*Exercise description*
Identify the lines that contain the word "this", then copy them.

*Exercise inputs*
━━━━━━━━━━━━━━━━━━━━━━━━━━━━━━
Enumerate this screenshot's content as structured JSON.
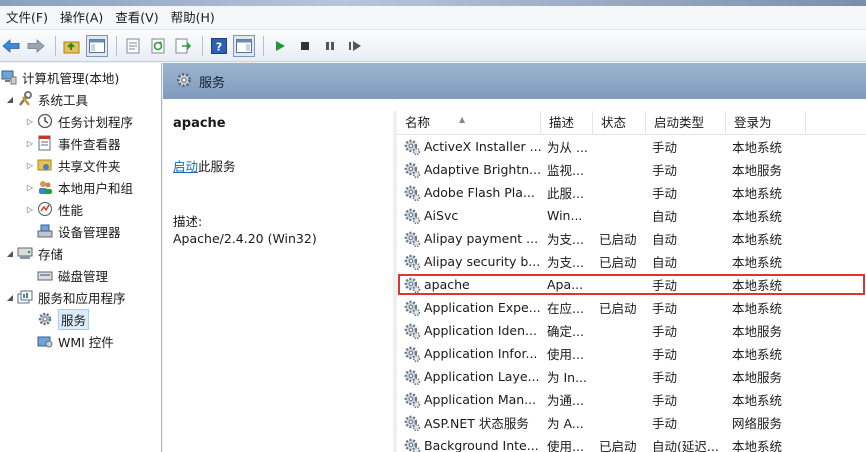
{
  "menubar": {
    "items": [
      "文件(F)",
      "操作(A)",
      "查看(V)",
      "帮助(H)"
    ]
  },
  "toolbar": {
    "buttons": [
      "back-arrow-icon",
      "forward-arrow-icon",
      "up-folder-icon",
      "console-tree-icon",
      "properties-icon",
      "refresh-icon",
      "export-list-icon",
      "help-icon",
      "show-hide-action-pane-icon",
      "play-icon",
      "stop-icon",
      "pause-icon",
      "restart-icon"
    ]
  },
  "tree": {
    "root": "计算机管理(本地)",
    "system_tools": "系统工具",
    "task_scheduler": "任务计划程序",
    "event_viewer": "事件查看器",
    "shared_folders": "共享文件夹",
    "local_users": "本地用户和组",
    "performance": "性能",
    "device_manager": "设备管理器",
    "storage": "存储",
    "disk_management": "磁盘管理",
    "services_apps": "服务和应用程序",
    "services": "服务",
    "wmi": "WMI 控件"
  },
  "pane": {
    "title": "服务"
  },
  "detail": {
    "service_name": "apache",
    "start_link": "启动",
    "start_suffix": "此服务",
    "desc_label": "描述:",
    "desc_value": "Apache/2.4.20 (Win32)"
  },
  "list": {
    "columns": [
      "名称",
      "描述",
      "状态",
      "启动类型",
      "登录为"
    ],
    "rows": [
      {
        "name": "ActiveX Installer ...",
        "desc": "为从 ...",
        "status": "",
        "startup": "手动",
        "logon": "本地系统"
      },
      {
        "name": "Adaptive Brightn...",
        "desc": "监视...",
        "status": "",
        "startup": "手动",
        "logon": "本地服务"
      },
      {
        "name": "Adobe Flash Pla...",
        "desc": "此服...",
        "status": "",
        "startup": "手动",
        "logon": "本地系统"
      },
      {
        "name": "AiSvc",
        "desc": "Win...",
        "status": "",
        "startup": "自动",
        "logon": "本地系统"
      },
      {
        "name": "Alipay payment ...",
        "desc": "为支...",
        "status": "已启动",
        "startup": "自动",
        "logon": "本地系统"
      },
      {
        "name": "Alipay security b...",
        "desc": "为支...",
        "status": "已启动",
        "startup": "自动",
        "logon": "本地系统"
      },
      {
        "name": "apache",
        "desc": "Apa...",
        "status": "",
        "startup": "手动",
        "logon": "本地系统"
      },
      {
        "name": "Application Expe...",
        "desc": "在应...",
        "status": "已启动",
        "startup": "手动",
        "logon": "本地系统"
      },
      {
        "name": "Application Iden...",
        "desc": "确定...",
        "status": "",
        "startup": "手动",
        "logon": "本地服务"
      },
      {
        "name": "Application Infor...",
        "desc": "使用...",
        "status": "",
        "startup": "手动",
        "logon": "本地系统"
      },
      {
        "name": "Application Laye...",
        "desc": "为 In...",
        "status": "",
        "startup": "手动",
        "logon": "本地服务"
      },
      {
        "name": "Application Man...",
        "desc": "为通...",
        "status": "",
        "startup": "手动",
        "logon": "本地系统"
      },
      {
        "name": "ASP.NET 状态服务",
        "desc": "为 A...",
        "status": "",
        "startup": "手动",
        "logon": "网络服务"
      },
      {
        "name": "Background Inte...",
        "desc": "使用...",
        "status": "已启动",
        "startup": "自动(延迟...",
        "logon": "本地系统"
      }
    ]
  }
}
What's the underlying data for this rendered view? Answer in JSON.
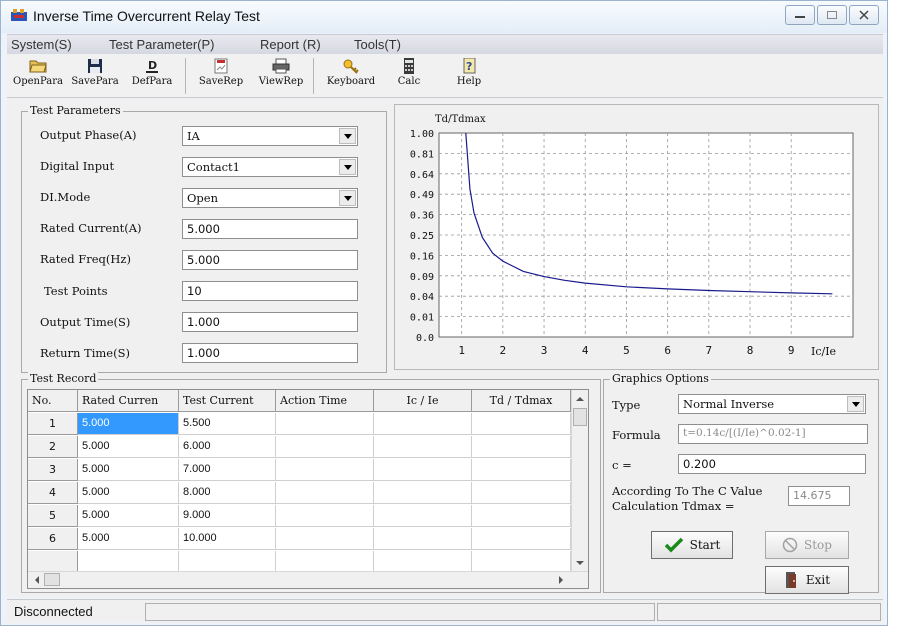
━━━━━━━━━━━━━━━━━━━━━━━━━━━━━━
*Complete output*
Enumerate this screenshot's content as structured JSON.
What's the underlying data for this rendered view? Answer in JSON.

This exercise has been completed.